-- EXERCISE GOAL --
Look through the records that follow. Copy every line containing the word "规避绝招".

Records from a data source:
● ● ● ● ● ● ●
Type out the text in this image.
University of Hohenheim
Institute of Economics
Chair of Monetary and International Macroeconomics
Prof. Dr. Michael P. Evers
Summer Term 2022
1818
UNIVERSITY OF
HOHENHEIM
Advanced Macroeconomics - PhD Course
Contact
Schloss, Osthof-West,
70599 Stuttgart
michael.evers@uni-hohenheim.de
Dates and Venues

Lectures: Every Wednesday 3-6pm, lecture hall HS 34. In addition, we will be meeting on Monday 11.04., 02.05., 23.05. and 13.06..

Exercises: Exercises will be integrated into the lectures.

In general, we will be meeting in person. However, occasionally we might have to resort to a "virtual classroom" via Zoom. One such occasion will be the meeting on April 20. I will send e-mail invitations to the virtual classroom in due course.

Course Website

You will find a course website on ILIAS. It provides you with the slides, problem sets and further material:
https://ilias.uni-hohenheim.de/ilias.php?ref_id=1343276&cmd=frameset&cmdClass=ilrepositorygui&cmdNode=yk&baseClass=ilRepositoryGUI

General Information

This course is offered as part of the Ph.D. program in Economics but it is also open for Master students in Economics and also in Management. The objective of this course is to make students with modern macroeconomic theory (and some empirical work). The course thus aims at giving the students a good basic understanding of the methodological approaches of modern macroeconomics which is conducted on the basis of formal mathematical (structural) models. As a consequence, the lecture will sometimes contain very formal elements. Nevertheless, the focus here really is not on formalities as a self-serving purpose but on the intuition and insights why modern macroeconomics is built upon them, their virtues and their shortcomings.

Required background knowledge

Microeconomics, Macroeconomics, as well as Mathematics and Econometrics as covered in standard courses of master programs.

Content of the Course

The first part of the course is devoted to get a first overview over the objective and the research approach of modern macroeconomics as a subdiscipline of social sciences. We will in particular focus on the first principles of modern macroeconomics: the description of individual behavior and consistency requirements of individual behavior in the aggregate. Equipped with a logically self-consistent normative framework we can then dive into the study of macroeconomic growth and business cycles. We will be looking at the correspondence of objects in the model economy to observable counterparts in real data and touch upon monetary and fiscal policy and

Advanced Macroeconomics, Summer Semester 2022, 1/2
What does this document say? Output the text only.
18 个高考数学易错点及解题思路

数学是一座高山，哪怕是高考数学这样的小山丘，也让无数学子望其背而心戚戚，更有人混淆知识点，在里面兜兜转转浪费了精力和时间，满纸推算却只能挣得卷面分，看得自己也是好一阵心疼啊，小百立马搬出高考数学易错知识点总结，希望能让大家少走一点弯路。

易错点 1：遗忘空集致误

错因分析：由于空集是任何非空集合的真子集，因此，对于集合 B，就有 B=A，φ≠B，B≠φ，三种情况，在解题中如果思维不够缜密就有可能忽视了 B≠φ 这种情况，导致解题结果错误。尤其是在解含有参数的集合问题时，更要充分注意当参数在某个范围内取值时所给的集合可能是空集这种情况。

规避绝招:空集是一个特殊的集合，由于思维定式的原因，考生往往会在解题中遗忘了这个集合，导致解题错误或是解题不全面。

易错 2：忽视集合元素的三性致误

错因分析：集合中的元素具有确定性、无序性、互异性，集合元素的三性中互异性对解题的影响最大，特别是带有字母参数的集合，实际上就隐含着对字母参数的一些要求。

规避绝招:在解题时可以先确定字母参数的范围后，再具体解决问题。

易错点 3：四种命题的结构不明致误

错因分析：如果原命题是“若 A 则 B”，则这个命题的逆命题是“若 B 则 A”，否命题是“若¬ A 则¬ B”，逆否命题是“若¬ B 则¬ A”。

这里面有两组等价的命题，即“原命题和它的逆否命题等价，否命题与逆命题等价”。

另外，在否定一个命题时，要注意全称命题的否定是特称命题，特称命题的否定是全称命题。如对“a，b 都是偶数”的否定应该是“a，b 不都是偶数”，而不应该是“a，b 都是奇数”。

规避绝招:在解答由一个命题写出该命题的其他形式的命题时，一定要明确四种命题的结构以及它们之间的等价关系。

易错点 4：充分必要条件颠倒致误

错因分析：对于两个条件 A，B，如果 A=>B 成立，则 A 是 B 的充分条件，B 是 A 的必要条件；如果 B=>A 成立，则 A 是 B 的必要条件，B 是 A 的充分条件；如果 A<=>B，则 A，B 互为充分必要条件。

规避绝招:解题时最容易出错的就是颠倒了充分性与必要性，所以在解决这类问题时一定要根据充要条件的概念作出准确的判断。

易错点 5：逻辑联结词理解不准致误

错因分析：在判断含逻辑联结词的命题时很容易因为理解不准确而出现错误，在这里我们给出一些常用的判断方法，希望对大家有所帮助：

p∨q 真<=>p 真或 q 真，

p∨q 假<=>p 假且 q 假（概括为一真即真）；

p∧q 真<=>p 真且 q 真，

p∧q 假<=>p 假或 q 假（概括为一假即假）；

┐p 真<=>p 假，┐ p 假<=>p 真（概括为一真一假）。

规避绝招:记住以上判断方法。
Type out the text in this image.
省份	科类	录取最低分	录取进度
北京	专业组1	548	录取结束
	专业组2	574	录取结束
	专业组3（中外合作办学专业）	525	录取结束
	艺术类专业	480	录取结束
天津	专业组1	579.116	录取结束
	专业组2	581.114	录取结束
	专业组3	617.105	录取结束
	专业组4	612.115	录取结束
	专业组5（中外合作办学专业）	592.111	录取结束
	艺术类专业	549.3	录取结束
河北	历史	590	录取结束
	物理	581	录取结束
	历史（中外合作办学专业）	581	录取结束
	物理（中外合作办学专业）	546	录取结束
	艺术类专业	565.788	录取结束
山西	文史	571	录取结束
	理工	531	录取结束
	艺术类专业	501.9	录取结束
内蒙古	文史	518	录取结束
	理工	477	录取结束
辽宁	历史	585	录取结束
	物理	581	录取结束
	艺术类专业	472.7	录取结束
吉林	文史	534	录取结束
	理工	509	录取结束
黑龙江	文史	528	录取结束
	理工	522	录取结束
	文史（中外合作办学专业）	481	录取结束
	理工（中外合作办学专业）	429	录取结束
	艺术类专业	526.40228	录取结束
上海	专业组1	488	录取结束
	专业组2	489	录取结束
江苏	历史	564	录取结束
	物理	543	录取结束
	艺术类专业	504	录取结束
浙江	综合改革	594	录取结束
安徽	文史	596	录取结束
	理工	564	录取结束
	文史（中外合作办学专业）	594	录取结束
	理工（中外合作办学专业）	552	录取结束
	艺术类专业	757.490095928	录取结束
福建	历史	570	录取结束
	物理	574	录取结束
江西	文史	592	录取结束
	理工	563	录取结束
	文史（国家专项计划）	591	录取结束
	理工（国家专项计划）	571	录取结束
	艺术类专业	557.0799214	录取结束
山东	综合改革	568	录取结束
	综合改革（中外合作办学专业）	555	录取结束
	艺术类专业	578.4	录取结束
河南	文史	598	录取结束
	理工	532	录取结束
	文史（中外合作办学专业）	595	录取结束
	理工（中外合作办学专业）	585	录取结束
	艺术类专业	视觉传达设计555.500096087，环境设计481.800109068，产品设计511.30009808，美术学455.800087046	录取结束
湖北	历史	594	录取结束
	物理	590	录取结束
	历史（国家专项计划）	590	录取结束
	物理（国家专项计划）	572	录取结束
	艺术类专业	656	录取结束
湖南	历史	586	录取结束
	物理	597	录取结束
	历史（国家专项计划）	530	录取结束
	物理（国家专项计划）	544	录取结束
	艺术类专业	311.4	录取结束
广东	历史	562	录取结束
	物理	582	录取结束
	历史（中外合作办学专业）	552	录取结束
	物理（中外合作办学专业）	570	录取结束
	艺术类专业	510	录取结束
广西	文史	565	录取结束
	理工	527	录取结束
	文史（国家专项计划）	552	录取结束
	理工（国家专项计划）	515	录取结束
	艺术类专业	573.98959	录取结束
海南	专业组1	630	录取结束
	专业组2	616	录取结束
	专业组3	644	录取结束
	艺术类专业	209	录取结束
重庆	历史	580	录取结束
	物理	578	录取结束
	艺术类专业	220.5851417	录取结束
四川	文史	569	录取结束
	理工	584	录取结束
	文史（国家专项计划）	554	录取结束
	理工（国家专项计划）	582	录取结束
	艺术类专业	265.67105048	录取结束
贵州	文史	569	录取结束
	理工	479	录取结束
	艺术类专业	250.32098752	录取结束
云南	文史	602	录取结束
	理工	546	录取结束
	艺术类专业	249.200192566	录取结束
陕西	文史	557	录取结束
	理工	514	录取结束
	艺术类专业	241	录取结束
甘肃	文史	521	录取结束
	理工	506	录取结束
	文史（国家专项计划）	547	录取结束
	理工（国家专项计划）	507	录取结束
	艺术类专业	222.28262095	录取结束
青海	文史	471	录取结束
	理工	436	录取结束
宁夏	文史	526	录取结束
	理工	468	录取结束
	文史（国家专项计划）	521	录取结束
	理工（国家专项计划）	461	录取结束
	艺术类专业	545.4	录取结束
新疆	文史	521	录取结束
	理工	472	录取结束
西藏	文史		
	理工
● ● ● ● ● ● ●
-- RESULT OF THIS TASK --
规避绝招:空集是一个特殊的集合，由于思维定式的原因，考生往往会在解题中遗忘了这个集合，导致解题错误或是解题不全面。
规避绝招:在解题时可以先确定字母参数的范围后，再具体解决问题。
规避绝招:在解答由一个命题写出该命题的其他形式的命题时，一定要明确四种命题的结构以及它们之间的等价关系。
规避绝招:解题时最容易出错的就是颠倒了充分性与必要性，所以在解决这类问题时一定要根据充要条件的概念作出准确的判断。
规避绝招:记住以上判断方法。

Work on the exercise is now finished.